__PROBLEM REQUIREMENTS__
Write out all entries word for word.

== DATA PROVIDED ==

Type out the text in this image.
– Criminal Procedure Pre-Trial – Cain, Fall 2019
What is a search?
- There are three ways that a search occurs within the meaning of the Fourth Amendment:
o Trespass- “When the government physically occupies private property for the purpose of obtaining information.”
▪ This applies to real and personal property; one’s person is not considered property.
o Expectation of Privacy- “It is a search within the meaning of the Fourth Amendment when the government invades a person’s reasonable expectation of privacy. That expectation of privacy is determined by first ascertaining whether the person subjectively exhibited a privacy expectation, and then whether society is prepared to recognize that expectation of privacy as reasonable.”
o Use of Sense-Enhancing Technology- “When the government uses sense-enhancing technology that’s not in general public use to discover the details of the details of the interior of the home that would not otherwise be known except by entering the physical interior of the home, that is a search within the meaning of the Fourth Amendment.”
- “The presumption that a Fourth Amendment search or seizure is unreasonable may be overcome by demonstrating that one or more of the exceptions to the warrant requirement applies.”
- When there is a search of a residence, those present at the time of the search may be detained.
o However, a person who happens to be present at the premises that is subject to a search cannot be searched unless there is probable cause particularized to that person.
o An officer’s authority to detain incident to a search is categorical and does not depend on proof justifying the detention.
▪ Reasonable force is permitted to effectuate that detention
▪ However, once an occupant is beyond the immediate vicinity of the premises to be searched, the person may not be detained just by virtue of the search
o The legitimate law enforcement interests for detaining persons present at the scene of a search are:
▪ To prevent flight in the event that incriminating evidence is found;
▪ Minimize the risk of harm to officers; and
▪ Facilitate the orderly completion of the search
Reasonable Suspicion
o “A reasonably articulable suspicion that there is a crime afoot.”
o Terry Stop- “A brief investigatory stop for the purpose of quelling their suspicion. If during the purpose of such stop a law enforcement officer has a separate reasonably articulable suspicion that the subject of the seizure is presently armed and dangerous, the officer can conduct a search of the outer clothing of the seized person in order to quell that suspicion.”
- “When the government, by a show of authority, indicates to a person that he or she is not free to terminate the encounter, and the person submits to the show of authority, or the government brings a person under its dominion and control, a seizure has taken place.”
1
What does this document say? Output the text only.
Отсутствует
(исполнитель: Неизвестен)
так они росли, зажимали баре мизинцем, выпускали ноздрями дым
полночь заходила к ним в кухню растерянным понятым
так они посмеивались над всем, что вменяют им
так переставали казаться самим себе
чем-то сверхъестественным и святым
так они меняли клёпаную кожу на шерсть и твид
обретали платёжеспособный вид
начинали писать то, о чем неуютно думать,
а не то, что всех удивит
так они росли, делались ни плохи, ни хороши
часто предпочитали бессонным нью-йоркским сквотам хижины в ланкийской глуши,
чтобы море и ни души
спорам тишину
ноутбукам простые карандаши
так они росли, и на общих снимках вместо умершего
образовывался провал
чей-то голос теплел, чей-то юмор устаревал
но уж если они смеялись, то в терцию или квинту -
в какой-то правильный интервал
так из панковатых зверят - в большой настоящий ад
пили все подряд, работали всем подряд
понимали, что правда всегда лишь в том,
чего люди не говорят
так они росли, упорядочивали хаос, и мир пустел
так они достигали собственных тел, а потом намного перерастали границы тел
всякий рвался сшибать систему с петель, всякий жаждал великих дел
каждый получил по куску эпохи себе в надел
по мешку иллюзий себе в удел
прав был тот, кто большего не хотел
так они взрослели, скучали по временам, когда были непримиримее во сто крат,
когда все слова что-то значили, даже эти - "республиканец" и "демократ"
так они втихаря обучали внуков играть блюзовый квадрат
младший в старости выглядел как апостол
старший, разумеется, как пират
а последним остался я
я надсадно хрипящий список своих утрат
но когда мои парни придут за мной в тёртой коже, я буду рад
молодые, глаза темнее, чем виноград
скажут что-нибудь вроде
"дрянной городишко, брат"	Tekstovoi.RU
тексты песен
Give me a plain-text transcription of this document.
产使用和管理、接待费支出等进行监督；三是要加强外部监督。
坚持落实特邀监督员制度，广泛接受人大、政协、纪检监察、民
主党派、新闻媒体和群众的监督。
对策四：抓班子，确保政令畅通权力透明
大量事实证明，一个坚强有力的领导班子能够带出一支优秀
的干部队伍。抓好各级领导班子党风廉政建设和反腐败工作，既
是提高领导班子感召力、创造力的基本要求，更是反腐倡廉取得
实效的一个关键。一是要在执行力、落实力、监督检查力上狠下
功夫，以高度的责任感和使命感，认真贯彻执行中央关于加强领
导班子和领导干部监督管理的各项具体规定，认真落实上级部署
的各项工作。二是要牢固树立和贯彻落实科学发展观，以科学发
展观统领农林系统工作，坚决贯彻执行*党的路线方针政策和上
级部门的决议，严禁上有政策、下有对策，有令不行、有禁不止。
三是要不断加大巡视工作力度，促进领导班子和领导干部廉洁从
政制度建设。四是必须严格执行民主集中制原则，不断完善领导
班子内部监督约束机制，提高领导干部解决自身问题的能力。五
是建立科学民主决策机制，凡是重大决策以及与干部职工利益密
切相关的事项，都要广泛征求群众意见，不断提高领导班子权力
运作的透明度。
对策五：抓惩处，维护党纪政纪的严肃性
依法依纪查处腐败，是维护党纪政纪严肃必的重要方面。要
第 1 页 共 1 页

===

__OUTPUT__
Type out the text in this image.
– Criminal Procedure Pre-Trial – Cain, Fall 2019
What is a search?
- There are three ways that a search occurs within the meaning of the Fourth Amendment:
o Trespass- “When the government physically occupies private property for the purpose of obtaining information.”
▪ This applies to real and personal property; one’s person is not considered property.
o Expectation of Privacy- “It is a search within the meaning of the Fourth Amendment when the government invades a person’s reasonable expectation of privacy. That expectation of privacy is determined by first ascertaining whether the person subjectively exhibited a privacy expectation, and then whether society is prepared to recognize that expectation of privacy as reasonable.”
o Use of Sense-Enhancing Technology- “When the government uses sense-enhancing technology that’s not in general public use to discover the details of the details of the interior of the home that would not otherwise be known except by entering the physical interior of the home, that is a search within the meaning of the Fourth Amendment.”
- “The presumption that a Fourth Amendment search or seizure is unreasonable may be overcome by demonstrating that one or more of the exceptions to the warrant requirement applies.”
- When there is a search of a residence, those present at the time of the search may be detained.
o However, a person who happens to be present at the premises that is subject to a search cannot be searched unless there is probable cause particularized to that person.
o An officer’s authority to detain incident to a search is categorical and does not depend on proof justifying the detention.
▪ Reasonable force is permitted to effectuate that detention
▪ However, once an occupant is beyond the immediate vicinity of the premises to be searched, the person may not be detained just by virtue of the search
o The legitimate law enforcement interests for detaining persons present at the scene of a search are:
▪ To prevent flight in the event that incriminating evidence is found;
▪ Minimize the risk of harm to officers; and
▪ Facilitate the orderly completion of the search
Reasonable Suspicion
o “A reasonably articulable suspicion that there is a crime afoot.”
o Terry Stop- “A brief investigatory stop for the purpose of quelling their suspicion. If during the purpose of such stop a law enforcement officer has a separate reasonably articulable suspicion that the subject of the seizure is presently armed and dangerous, the officer can conduct a search of the outer clothing of the seized person in order to quell that suspicion.”
- “When the government, by a show of authority, indicates to a person that he or she is not free to terminate the encounter, and the person submits to the show of authority, or the government brings a person under its dominion and control, a seizure has taken place.”
1
What does this document say? Output the text only.
Отсутствует
(исполнитель: Неизвестен)
так они росли, зажимали баре мизинцем, выпускали ноздрями дым
полночь заходила к ним в кухню растерянным понятым
так они посмеивались над всем, что вменяют им
так переставали казаться самим себе
чем-то сверхъестественным и святым
так они меняли клёпаную кожу на шерсть и твид
обретали платёжеспособный вид
начинали писать то, о чем неуютно думать,
а не то, что всех удивит
так они росли, делались ни плохи, ни хороши
часто предпочитали бессонным нью-йоркским сквотам хижины в ланкийской глуши,
чтобы море и ни души
спорам тишину
ноутбукам простые карандаши
так они росли, и на общих снимках вместо умершего
образовывался провал
чей-то голос теплел, чей-то юмор устаревал
но уж если они смеялись, то в терцию или квинту -
в какой-то правильный интервал
так из панковатых зверят - в большой настоящий ад
пили все подряд, работали всем подряд
понимали, что правда всегда лишь в том,
чего люди не говорят
так они росли, упорядочивали хаос, и мир пустел
так они достигали собственных тел, а потом намного перерастали границы тел
всякий рвался сшибать систему с петель, всякий жаждал великих дел
каждый получил по куску эпохи себе в надел
по мешку иллюзий себе в удел
прав был тот, кто большего не хотел
так они взрослели, скучали по временам, когда были непримиримее во сто крат,
когда все слова что-то значили, даже эти - "республиканец" и "демократ"
так они втихаря обучали внуков играть блюзовый квадрат
младший в старости выглядел как апостол
старший, разумеется, как пират
а последним остался я
я надсадно хрипящий список своих утрат
но когда мои парни придут за мной в тёртой коже, я буду рад
молодые, глаза темнее, чем виноград
скажут что-нибудь вроде
"дрянной городишко, брат"	Tekstovoi.RU
тексты песен
Give me a plain-text transcription of this document.
产使用和管理、接待费支出等进行监督；三是要加强外部监督。
坚持落实特邀监督员制度，广泛接受人大、政协、纪检监察、民
主党派、新闻媒体和群众的监督。
对策四：抓班子，确保政令畅通权力透明
大量事实证明，一个坚强有力的领导班子能够带出一支优秀
的干部队伍。抓好各级领导班子党风廉政建设和反腐败工作，既
是提高领导班子感召力、创造力的基本要求，更是反腐倡廉取得
实效的一个关键。一是要在执行力、落实力、监督检查力上狠下
功夫，以高度的责任感和使命感，认真贯彻执行中央关于加强领
导班子和领导干部监督管理的各项具体规定，认真落实上级部署
的各项工作。二是要牢固树立和贯彻落实科学发展观，以科学发
展观统领农林系统工作，坚决贯彻执行*党的路线方针政策和上
级部门的决议，严禁上有政策、下有对策，有令不行、有禁不止。
三是要不断加大巡视工作力度，促进领导班子和领导干部廉洁从
政制度建设。四是必须严格执行民主集中制原则，不断完善领导
班子内部监督约束机制，提高领导干部解决自身问题的能力。五
是建立科学民主决策机制，凡是重大决策以及与干部职工利益密
切相关的事项，都要广泛征求群众意见，不断提高领导班子权力
运作的透明度。
对策五：抓惩处，维护党纪政纪的严肃性
依法依纪查处腐败，是维护党纪政纪严肃必的重要方面。要
第 1 页 共 1 页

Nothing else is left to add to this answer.